WHAT YOU WILL DO =>
In the material below, count the lines with the word "Регион" and state that number only.

[Stored records]
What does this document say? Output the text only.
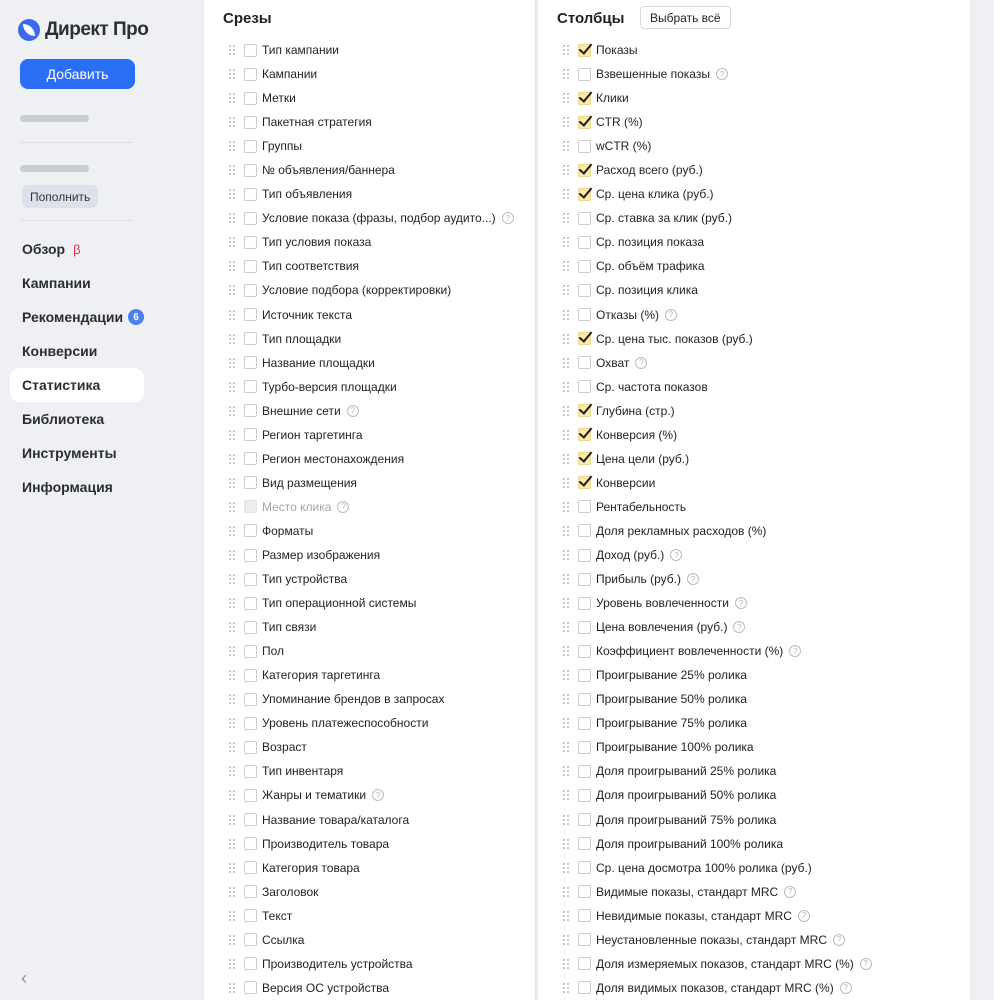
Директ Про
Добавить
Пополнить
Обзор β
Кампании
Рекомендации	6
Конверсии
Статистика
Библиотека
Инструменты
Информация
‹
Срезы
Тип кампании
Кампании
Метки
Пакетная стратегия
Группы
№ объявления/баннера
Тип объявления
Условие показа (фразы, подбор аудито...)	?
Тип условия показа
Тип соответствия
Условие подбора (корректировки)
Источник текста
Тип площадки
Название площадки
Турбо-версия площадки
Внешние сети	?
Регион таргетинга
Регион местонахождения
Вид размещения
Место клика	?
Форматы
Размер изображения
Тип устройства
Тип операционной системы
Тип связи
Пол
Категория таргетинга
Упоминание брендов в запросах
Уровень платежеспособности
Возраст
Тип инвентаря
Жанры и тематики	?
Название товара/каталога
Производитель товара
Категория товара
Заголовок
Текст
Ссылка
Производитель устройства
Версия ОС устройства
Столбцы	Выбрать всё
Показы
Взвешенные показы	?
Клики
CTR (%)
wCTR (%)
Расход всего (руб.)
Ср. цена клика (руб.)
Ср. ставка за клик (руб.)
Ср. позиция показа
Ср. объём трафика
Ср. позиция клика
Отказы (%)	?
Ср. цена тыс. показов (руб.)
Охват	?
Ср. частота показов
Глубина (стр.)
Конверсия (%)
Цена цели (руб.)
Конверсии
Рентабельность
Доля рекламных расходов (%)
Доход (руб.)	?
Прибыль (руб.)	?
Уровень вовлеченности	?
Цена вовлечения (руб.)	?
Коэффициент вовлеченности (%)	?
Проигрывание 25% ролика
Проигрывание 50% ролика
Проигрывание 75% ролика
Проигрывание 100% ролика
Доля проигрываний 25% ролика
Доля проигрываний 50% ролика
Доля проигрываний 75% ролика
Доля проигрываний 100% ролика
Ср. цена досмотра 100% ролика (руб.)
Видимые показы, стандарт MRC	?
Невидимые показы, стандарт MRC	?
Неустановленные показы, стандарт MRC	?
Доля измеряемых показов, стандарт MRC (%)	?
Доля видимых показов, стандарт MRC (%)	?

RESULT =>
2